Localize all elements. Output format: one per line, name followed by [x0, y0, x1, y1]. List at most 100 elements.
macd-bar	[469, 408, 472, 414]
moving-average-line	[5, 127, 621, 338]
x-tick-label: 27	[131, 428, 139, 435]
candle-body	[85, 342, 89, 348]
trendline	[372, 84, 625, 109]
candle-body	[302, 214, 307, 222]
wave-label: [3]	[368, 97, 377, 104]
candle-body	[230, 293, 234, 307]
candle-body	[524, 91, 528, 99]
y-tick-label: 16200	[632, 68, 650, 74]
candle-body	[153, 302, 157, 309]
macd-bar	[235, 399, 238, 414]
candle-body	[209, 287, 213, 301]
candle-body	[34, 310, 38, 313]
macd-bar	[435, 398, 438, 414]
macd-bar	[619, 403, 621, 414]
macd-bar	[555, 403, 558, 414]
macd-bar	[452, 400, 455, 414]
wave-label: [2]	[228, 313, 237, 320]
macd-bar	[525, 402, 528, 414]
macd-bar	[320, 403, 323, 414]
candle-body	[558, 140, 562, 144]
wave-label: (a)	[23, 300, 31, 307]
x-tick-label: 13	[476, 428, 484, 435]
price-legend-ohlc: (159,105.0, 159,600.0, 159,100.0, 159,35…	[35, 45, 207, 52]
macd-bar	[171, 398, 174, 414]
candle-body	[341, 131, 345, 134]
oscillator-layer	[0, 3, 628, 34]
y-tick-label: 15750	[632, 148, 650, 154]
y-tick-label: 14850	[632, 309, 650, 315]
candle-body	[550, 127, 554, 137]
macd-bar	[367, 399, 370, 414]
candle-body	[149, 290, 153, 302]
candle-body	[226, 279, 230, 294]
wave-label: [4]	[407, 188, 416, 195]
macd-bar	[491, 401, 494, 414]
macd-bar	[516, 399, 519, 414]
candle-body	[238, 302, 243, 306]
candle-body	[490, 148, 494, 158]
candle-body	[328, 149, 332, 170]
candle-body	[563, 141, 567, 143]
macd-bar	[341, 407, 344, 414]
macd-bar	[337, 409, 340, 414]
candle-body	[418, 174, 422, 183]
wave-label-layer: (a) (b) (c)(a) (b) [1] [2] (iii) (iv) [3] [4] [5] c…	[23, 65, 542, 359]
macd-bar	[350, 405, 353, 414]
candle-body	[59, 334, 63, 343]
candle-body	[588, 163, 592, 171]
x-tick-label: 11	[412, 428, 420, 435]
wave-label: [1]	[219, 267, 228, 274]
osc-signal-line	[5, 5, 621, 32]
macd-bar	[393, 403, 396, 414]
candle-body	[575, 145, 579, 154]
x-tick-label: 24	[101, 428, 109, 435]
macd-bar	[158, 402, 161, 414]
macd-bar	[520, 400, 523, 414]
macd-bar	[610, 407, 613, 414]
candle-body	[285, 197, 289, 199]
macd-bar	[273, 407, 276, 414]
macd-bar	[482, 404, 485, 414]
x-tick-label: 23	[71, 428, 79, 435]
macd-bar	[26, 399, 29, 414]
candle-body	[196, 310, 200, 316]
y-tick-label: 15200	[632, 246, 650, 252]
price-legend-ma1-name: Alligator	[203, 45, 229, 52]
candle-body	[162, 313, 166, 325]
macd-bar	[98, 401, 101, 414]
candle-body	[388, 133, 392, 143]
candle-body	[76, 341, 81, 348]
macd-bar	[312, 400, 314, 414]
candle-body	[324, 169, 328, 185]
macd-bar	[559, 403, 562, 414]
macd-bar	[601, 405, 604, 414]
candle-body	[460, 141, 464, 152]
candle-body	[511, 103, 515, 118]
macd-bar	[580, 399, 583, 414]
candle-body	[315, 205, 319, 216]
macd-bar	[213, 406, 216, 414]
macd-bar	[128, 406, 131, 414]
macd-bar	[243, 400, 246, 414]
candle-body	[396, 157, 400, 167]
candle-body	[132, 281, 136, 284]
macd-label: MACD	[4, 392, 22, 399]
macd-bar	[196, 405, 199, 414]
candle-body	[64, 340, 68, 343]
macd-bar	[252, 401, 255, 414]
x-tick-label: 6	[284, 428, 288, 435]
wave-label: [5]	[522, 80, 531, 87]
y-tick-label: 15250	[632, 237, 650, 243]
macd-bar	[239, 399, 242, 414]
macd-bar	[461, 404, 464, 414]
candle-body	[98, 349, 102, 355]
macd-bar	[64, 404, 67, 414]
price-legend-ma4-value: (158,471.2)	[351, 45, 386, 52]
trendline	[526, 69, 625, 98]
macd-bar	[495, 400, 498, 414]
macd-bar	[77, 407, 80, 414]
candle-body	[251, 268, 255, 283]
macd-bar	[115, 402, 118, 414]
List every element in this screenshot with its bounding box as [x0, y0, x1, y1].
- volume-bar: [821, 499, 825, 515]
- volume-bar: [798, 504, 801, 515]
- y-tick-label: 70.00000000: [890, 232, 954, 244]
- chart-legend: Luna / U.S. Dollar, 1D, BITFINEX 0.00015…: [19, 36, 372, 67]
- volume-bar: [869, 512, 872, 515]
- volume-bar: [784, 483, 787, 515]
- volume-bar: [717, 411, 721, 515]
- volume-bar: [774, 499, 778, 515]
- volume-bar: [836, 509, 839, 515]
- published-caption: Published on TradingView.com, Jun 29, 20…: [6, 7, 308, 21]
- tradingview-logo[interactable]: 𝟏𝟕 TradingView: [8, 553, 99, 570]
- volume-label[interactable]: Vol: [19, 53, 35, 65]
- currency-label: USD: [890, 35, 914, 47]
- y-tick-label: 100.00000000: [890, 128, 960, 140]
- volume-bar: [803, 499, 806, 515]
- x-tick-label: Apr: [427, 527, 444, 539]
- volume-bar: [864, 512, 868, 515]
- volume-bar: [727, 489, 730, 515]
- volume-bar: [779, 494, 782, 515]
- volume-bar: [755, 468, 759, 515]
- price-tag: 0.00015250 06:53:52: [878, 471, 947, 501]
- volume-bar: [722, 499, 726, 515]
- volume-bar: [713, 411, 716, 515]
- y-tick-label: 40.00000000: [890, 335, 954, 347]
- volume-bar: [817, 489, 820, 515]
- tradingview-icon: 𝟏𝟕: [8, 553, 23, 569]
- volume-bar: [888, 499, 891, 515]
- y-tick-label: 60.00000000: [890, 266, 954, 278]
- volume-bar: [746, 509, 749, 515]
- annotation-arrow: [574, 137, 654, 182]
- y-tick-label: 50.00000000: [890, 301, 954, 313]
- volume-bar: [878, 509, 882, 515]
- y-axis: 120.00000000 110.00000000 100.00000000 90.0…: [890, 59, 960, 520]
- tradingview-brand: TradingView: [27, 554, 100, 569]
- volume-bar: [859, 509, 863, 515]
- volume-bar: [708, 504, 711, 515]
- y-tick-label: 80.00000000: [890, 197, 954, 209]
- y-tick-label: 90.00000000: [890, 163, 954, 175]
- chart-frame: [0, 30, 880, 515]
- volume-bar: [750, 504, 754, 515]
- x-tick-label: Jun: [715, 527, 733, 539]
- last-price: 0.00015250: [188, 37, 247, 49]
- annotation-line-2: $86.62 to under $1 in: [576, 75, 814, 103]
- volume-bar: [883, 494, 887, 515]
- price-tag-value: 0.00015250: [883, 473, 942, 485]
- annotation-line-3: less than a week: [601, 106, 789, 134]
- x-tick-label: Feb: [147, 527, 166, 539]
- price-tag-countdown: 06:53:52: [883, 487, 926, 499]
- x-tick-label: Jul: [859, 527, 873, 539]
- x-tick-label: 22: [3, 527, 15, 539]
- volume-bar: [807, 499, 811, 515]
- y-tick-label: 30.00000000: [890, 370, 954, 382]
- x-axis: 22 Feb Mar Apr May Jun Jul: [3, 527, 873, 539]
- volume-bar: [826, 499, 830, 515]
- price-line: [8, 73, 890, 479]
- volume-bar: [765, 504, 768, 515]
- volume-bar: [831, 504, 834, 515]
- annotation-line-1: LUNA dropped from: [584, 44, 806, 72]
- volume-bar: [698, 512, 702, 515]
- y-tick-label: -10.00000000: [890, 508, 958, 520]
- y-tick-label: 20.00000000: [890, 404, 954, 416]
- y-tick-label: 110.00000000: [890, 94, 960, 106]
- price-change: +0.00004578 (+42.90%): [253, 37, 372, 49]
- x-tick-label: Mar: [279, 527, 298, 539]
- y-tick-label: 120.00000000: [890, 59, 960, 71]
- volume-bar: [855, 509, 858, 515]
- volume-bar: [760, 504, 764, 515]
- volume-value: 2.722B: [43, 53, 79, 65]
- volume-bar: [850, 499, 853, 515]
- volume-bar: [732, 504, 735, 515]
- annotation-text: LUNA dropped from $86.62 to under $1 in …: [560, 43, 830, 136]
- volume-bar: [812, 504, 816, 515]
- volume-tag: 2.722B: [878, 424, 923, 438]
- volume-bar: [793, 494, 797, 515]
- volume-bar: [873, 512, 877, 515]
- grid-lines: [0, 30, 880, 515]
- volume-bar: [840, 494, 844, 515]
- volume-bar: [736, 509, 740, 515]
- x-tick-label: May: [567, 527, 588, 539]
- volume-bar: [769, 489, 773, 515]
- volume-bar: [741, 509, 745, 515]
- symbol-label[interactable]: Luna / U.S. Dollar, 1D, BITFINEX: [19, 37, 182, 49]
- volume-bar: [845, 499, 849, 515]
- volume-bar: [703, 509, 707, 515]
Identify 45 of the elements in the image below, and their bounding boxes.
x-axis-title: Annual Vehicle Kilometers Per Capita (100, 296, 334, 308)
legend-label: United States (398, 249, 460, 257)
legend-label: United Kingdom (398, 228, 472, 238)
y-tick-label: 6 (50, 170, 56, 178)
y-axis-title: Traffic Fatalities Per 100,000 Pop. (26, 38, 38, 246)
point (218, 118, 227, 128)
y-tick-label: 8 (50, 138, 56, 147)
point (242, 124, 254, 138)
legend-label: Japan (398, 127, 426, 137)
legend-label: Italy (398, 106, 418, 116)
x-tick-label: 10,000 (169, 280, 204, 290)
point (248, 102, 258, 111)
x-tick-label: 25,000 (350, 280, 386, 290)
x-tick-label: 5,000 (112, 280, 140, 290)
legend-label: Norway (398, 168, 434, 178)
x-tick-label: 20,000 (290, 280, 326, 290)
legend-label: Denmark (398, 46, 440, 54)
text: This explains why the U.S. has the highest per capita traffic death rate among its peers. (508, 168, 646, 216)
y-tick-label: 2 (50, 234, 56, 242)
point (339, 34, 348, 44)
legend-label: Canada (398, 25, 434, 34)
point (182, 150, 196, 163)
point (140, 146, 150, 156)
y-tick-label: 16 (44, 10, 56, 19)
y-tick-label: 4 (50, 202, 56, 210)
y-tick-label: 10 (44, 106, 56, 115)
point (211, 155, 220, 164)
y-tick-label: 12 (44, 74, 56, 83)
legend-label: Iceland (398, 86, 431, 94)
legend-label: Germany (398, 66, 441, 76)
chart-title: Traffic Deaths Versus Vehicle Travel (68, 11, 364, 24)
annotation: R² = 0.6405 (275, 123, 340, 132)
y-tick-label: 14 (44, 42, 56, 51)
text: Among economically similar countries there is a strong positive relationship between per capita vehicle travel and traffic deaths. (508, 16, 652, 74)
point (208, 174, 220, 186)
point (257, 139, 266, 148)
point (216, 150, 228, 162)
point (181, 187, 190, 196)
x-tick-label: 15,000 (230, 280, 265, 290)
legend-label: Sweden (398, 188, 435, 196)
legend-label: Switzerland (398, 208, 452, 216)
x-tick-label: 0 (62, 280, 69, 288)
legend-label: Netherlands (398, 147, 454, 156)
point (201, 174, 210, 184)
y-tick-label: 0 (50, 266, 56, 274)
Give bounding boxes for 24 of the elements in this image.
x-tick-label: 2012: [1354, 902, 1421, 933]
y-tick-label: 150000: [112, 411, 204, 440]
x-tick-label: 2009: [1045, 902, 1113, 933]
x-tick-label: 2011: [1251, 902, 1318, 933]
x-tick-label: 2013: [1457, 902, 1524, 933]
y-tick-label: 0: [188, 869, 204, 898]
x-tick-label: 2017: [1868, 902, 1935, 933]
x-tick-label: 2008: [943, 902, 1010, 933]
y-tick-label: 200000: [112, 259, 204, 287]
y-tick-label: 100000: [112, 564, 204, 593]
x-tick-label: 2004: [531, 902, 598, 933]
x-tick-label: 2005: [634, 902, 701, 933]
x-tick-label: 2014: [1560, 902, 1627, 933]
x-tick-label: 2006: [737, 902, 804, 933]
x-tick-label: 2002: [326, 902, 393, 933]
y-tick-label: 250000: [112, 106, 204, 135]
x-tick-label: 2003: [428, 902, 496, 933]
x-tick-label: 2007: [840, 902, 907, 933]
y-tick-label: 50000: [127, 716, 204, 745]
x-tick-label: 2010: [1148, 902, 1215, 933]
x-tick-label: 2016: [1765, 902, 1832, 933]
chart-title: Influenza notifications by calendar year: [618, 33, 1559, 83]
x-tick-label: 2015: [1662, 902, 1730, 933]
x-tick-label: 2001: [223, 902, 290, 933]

•••••

Aim of the exercise.
Copy the entries above word for word, starting with the very first line and continuing through the line that contains "399, 238, 414]", including that line.

Full solution.
Localize all elements. Output format: one per line, name followed by [x0, y0, x1, y1]. List at most 100 elements.
macd-bar	[469, 408, 472, 414]
moving-average-line	[5, 127, 621, 338]
x-tick-label: 27	[131, 428, 139, 435]
candle-body	[85, 342, 89, 348]
trendline	[372, 84, 625, 109]
candle-body	[302, 214, 307, 222]
wave-label: [3]	[368, 97, 377, 104]
candle-body	[230, 293, 234, 307]
candle-body	[524, 91, 528, 99]
y-tick-label: 16200	[632, 68, 650, 74]
candle-body	[153, 302, 157, 309]
macd-bar	[235, 399, 238, 414]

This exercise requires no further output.